Instructions for the task - Write the records below out in full, character for character, with no pictures.

[Data tied to figure images]
────────────────

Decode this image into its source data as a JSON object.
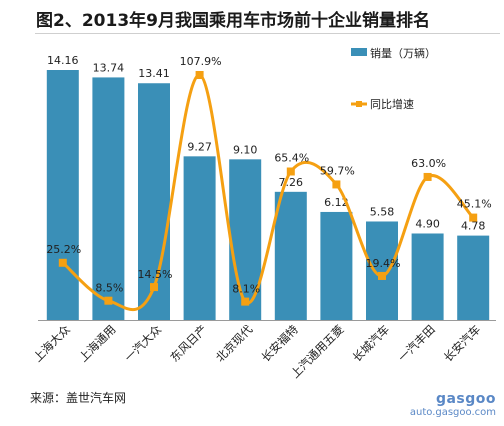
{
  "title": "图2、2013年9月我国乘用车市场前十企业销量排名",
  "source": "来源：盖世汽车网",
  "watermark": {
    "logo": "gasgoo",
    "url": "auto.gasgoo.com"
  },
  "colors": {
    "bar": "#3a8fb7",
    "line": "#f5a012"
  },
  "chart_data": {
    "type": "bar",
    "title": "图2、2013年9月我国乘用车市场前十企业销量排名",
    "categories": [
      "上海大众",
      "上海通用",
      "一汽大众",
      "东风日产",
      "北京现代",
      "长安福特",
      "上汽通用五菱",
      "长城汽车",
      "一汽丰田",
      "长安汽车"
    ],
    "series": [
      {
        "name": "销量（万辆）",
        "type": "bar",
        "axis": "left",
        "values": [
          14.16,
          13.74,
          13.41,
          9.27,
          9.1,
          7.26,
          6.12,
          5.58,
          4.9,
          4.78
        ],
        "labels": [
          "14.16",
          "13.74",
          "13.41",
          "9.27",
          "9.10",
          "7.26",
          "6.12",
          "5.58",
          "4.90",
          "4.78"
        ]
      },
      {
        "name": "同比增速",
        "type": "line",
        "smooth": true,
        "axis": "right",
        "values": [
          25.2,
          8.5,
          14.5,
          107.9,
          8.1,
          65.4,
          59.7,
          19.4,
          63.0,
          45.1
        ],
        "labels": [
          "25.2%",
          "8.5%",
          "14.5%",
          "107.9%",
          "8.1%",
          "65.4%",
          "59.7%",
          "19.4%",
          "63.0%",
          "45.1%"
        ]
      }
    ],
    "legend_position": "top-right",
    "grid": false
  }
}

────────────────

Output -
Decode this image into its source data as a JSON object.
{
  "title": "图2、2013年9月我国乘用车市场前十企业销量排名",
  "source": "来源：盖世汽车网",
  "watermark": {
    "logo": "gasgoo",
    "url": "auto.gasgoo.com"
  },
  "colors": {
    "bar": "#3a8fb7",
    "line": "#f5a012"
  },
  "chart_data": {
    "type": "bar",
    "title": "图2、2013年9月我国乘用车市场前十企业销量排名",
    "categories": [
      "上海大众",
      "上海通用",
      "一汽大众",
      "东风日产",
      "北京现代",
      "长安福特",
      "上汽通用五菱",
      "长城汽车",
      "一汽丰田",
      "长安汽车"
    ],
    "series": [
      {
        "name": "销量（万辆）",
        "type": "bar",
        "axis": "left",
        "values": [
          14.16,
          13.74,
          13.41,
          9.27,
          9.1,
          7.26,
          6.12,
          5.58,
          4.9,
          4.78
        ],
        "labels": [
          "14.16",
          "13.74",
          "13.41",
          "9.27",
          "9.10",
          "7.26",
          "6.12",
          "5.58",
          "4.90",
          "4.78"
        ]
      },
      {
        "name": "同比增速",
        "type": "line",
        "smooth": true,
        "axis": "right",
        "values": [
          25.2,
          8.5,
          14.5,
          107.9,
          8.1,
          65.4,
          59.7,
          19.4,
          63.0,
          45.1
        ],
        "labels": [
          "25.2%",
          "8.5%",
          "14.5%",
          "107.9%",
          "8.1%",
          "65.4%",
          "59.7%",
          "19.4%",
          "63.0%",
          "45.1%"
        ]
      }
    ],
    "legend_position": "top-right",
    "grid": false
  }
}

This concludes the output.